• PROBLEM DETAILS: Leave out the pictures and copy everything else below exactly.
# Start of LISTED ENTRIES
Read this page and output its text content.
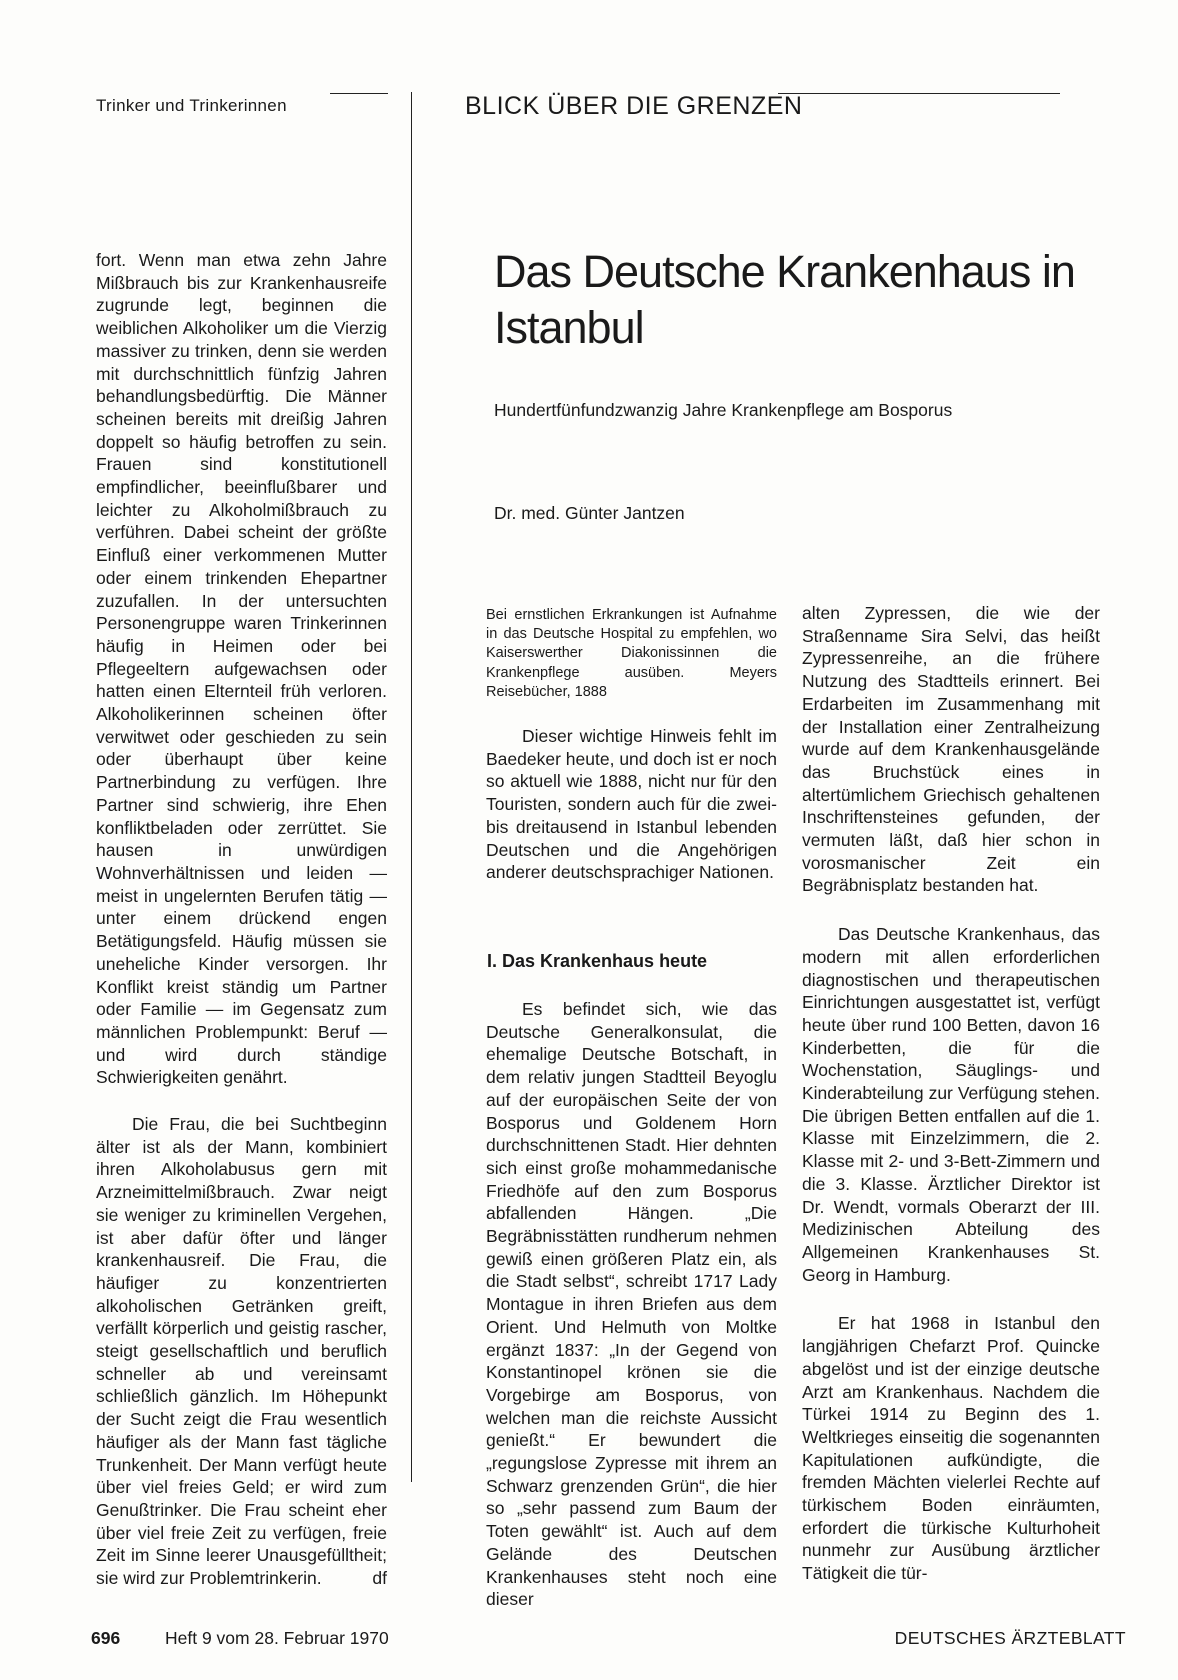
Trinker und Trinkerinnen	BLICK ÜBER DIE GRENZEN
Das Deutsche Krankenhaus in Istanbul
Hundertfünfundzwanzig Jahre Krankenpflege am Bosporus
Dr. med. Günter Jantzen

fort. Wenn man etwa zehn Jahre Mißbrauch bis zur Krankenhausreife zugrunde legt, beginnen die weiblichen Alkoholiker um die Vierzig massiver zu trinken, denn sie werden mit durchschnittlich fünfzig Jahren behandlungsbedürftig. Die Männer scheinen bereits mit dreißig Jahren doppelt so häufig betroffen zu sein. Frauen sind konstitutionell empfindlicher, beeinflußbarer und leichter zu Alkoholmißbrauch zu verführen. Dabei scheint der größte Einfluß einer verkommenen Mutter oder einem trinkenden Ehepartner zuzufallen. In der untersuchten Personengruppe waren Trinkerinnen häufig in Heimen oder bei Pflegeeltern aufgewachsen oder hatten einen Elternteil früh verloren. Alkoholikerinnen scheinen öfter verwitwet oder geschieden zu sein oder überhaupt über keine Partnerbindung zu verfügen. Ihre Partner sind schwierig, ihre Ehen konfliktbeladen oder zerrüttet. Sie hausen in unwürdigen Wohnverhältnissen und leiden — meist in ungelernten Berufen tätig — unter einem drückend engen Betätigungsfeld. Häufig müssen sie uneheliche Kinder versorgen. Ihr Konflikt kreist ständig um Partner oder Familie — im Gegensatz zum männlichen Problempunkt: Beruf — und wird durch ständige Schwierigkeiten genährt.

Die Frau, die bei Suchtbeginn älter ist als der Mann, kombiniert ihren Alkoholabusus gern mit Arzneimittelmißbrauch. Zwar neigt sie weniger zu kriminellen Vergehen, ist aber dafür öfter und länger krankenhausreif. Die Frau, die häufiger zu konzentrierten alkoholischen Getränken greift, verfällt körperlich und geistig rascher, steigt gesellschaftlich und beruflich schneller ab und vereinsamt schließlich gänzlich. Im Höhepunkt der Sucht zeigt die Frau wesentlich häufiger als der Mann fast tägliche Trunkenheit. Der Mann verfügt heute über viel freies Geld; er wird zum Genußtrinker. Die Frau scheint eher über viel freie Zeit zu verfügen, freie Zeit im Sinne leerer Unausgefülltheit; sie wird zur Problemtrinkerin.	df
Bei ernstlichen Erkrankungen ist Aufnahme in das Deutsche Hospital zu empfehlen, wo Kaiserswerther Diakonissinnen die Krankenpflege ausüben. Meyers Reisebücher, 1888

Dieser wichtige Hinweis fehlt im Baedeker heute, und doch ist er noch so aktuell wie 1888, nicht nur für den Touristen, sondern auch für die zwei- bis dreitausend in Istanbul lebenden Deutschen und die Angehörigen anderer deutschsprachiger Nationen.

I. Das Krankenhaus heute

Es befindet sich, wie das Deutsche Generalkonsulat, die ehemalige Deutsche Botschaft, in dem relativ jungen Stadtteil Beyoglu auf der europäischen Seite der von Bosporus und Goldenem Horn durchschnittenen Stadt. Hier dehnten sich einst große mohammedanische Friedhöfe auf den zum Bosporus abfallenden Hängen. „Die Begräbnisstätten rundherum nehmen gewiß einen größeren Platz ein, als die Stadt selbst“, schreibt 1717 Lady Montague in ihren Briefen aus dem Orient. Und Helmuth von Moltke ergänzt 1837: „In der Gegend von Konstantinopel krönen sie die Vorgebirge am Bosporus, von welchen man die reichste Aussicht genießt.“ Er bewundert die „regungslose Zypresse mit ihrem an Schwarz grenzenden Grün“, die hier so „sehr passend zum Baum der Toten gewählt“ ist. Auch auf dem Gelände des Deutschen Krankenhauses steht noch eine dieser

alten Zypressen, die wie der Straßenname Sira Selvi, das heißt Zypressenreihe, an die frühere Nutzung des Stadtteils erinnert. Bei Erdarbeiten im Zusammenhang mit der Installation einer Zentralheizung wurde auf dem Krankenhausgelände das Bruchstück eines in altertümlichem Griechisch gehaltenen Inschriftensteines gefunden, der vermuten läßt, daß hier schon in vorosmanischer Zeit ein Begräbnisplatz bestanden hat.

Das Deutsche Krankenhaus, das modern mit allen erforderlichen diagnostischen und therapeutischen Einrichtungen ausgestattet ist, verfügt heute über rund 100 Betten, davon 16 Kinderbetten, die für die Wochenstation, Säuglings- und Kinderabteilung zur Verfügung stehen. Die übrigen Betten entfallen auf die 1. Klasse mit Einzelzimmern, die 2. Klasse mit 2- und 3-Bett-Zimmern und die 3. Klasse. Ärztlicher Direktor ist Dr. Wendt, vormals Oberarzt der III. Medizinischen Abteilung des Allgemeinen Krankenhauses St. Georg in Hamburg.

Er hat 1968 in Istanbul den langjährigen Chefarzt Prof. Quincke abgelöst und ist der einzige deutsche Arzt am Krankenhaus. Nachdem die Türkei 1914 zu Beginn des 1. Weltkrieges einseitig die sogenannten Kapitulationen aufkündigte, die fremden Mächten vielerlei Rechte auf türkischem Boden einräumten, erfordert die türkische Kulturhoheit nunmehr zur Ausübung ärztlicher Tätigkeit die tür-

696	Heft 9 vom 28. Februar 1970	DEUTSCHES ÄRZTEBLATT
# End of LISTED ENTRIES
• CORRECT OUTPUT:
Read this page and output its text content.
Trinker und Trinkerinnen	BLICK ÜBER DIE GRENZEN
Das Deutsche Krankenhaus in Istanbul
Hundertfünfundzwanzig Jahre Krankenpflege am Bosporus
Dr. med. Günter Jantzen

fort. Wenn man etwa zehn Jahre Mißbrauch bis zur Krankenhausreife zugrunde legt, beginnen die weiblichen Alkoholiker um die Vierzig massiver zu trinken, denn sie werden mit durchschnittlich fünfzig Jahren behandlungsbedürftig. Die Männer scheinen bereits mit dreißig Jahren doppelt so häufig betroffen zu sein. Frauen sind konstitutionell empfindlicher, beeinflußbarer und leichter zu Alkoholmißbrauch zu verführen. Dabei scheint der größte Einfluß einer verkommenen Mutter oder einem trinkenden Ehepartner zuzufallen. In der untersuchten Personengruppe waren Trinkerinnen häufig in Heimen oder bei Pflegeeltern aufgewachsen oder hatten einen Elternteil früh verloren. Alkoholikerinnen scheinen öfter verwitwet oder geschieden zu sein oder überhaupt über keine Partnerbindung zu verfügen. Ihre Partner sind schwierig, ihre Ehen konfliktbeladen oder zerrüttet. Sie hausen in unwürdigen Wohnverhältnissen und leiden — meist in ungelernten Berufen tätig — unter einem drückend engen Betätigungsfeld. Häufig müssen sie uneheliche Kinder versorgen. Ihr Konflikt kreist ständig um Partner oder Familie — im Gegensatz zum männlichen Problempunkt: Beruf — und wird durch ständige Schwierigkeiten genährt.

Die Frau, die bei Suchtbeginn älter ist als der Mann, kombiniert ihren Alkoholabusus gern mit Arzneimittelmißbrauch. Zwar neigt sie weniger zu kriminellen Vergehen, ist aber dafür öfter und länger krankenhausreif. Die Frau, die häufiger zu konzentrierten alkoholischen Getränken greift, verfällt körperlich und geistig rascher, steigt gesellschaftlich und beruflich schneller ab und vereinsamt schließlich gänzlich. Im Höhepunkt der Sucht zeigt die Frau wesentlich häufiger als der Mann fast tägliche Trunkenheit. Der Mann verfügt heute über viel freies Geld; er wird zum Genußtrinker. Die Frau scheint eher über viel freie Zeit zu verfügen, freie Zeit im Sinne leerer Unausgefülltheit; sie wird zur Problemtrinkerin.	df
Bei ernstlichen Erkrankungen ist Aufnahme in das Deutsche Hospital zu empfehlen, wo Kaiserswerther Diakonissinnen die Krankenpflege ausüben. Meyers Reisebücher, 1888

Dieser wichtige Hinweis fehlt im Baedeker heute, und doch ist er noch so aktuell wie 1888, nicht nur für den Touristen, sondern auch für die zwei- bis dreitausend in Istanbul lebenden Deutschen und die Angehörigen anderer deutschsprachiger Nationen.

I. Das Krankenhaus heute

Es befindet sich, wie das Deutsche Generalkonsulat, die ehemalige Deutsche Botschaft, in dem relativ jungen Stadtteil Beyoglu auf der europäischen Seite der von Bosporus und Goldenem Horn durchschnittenen Stadt. Hier dehnten sich einst große mohammedanische Friedhöfe auf den zum Bosporus abfallenden Hängen. „Die Begräbnisstätten rundherum nehmen gewiß einen größeren Platz ein, als die Stadt selbst“, schreibt 1717 Lady Montague in ihren Briefen aus dem Orient. Und Helmuth von Moltke ergänzt 1837: „In der Gegend von Konstantinopel krönen sie die Vorgebirge am Bosporus, von welchen man die reichste Aussicht genießt.“ Er bewundert die „regungslose Zypresse mit ihrem an Schwarz grenzenden Grün“, die hier so „sehr passend zum Baum der Toten gewählt“ ist. Auch auf dem Gelände des Deutschen Krankenhauses steht noch eine dieser

alten Zypressen, die wie der Straßenname Sira Selvi, das heißt Zypressenreihe, an die frühere Nutzung des Stadtteils erinnert. Bei Erdarbeiten im Zusammenhang mit der Installation einer Zentralheizung wurde auf dem Krankenhausgelände das Bruchstück eines in altertümlichem Griechisch gehaltenen Inschriftensteines gefunden, der vermuten läßt, daß hier schon in vorosmanischer Zeit ein Begräbnisplatz bestanden hat.

Das Deutsche Krankenhaus, das modern mit allen erforderlichen diagnostischen und therapeutischen Einrichtungen ausgestattet ist, verfügt heute über rund 100 Betten, davon 16 Kinderbetten, die für die Wochenstation, Säuglings- und Kinderabteilung zur Verfügung stehen. Die übrigen Betten entfallen auf die 1. Klasse mit Einzelzimmern, die 2. Klasse mit 2- und 3-Bett-Zimmern und die 3. Klasse. Ärztlicher Direktor ist Dr. Wendt, vormals Oberarzt der III. Medizinischen Abteilung des Allgemeinen Krankenhauses St. Georg in Hamburg.

Er hat 1968 in Istanbul den langjährigen Chefarzt Prof. Quincke abgelöst und ist der einzige deutsche Arzt am Krankenhaus. Nachdem die Türkei 1914 zu Beginn des 1. Weltkrieges einseitig die sogenannten Kapitulationen aufkündigte, die fremden Mächten vielerlei Rechte auf türkischem Boden einräumten, erfordert die türkische Kulturhoheit nunmehr zur Ausübung ärztlicher Tätigkeit die tür-

696	Heft 9 vom 28. Februar 1970	DEUTSCHES ÄRZTEBLATT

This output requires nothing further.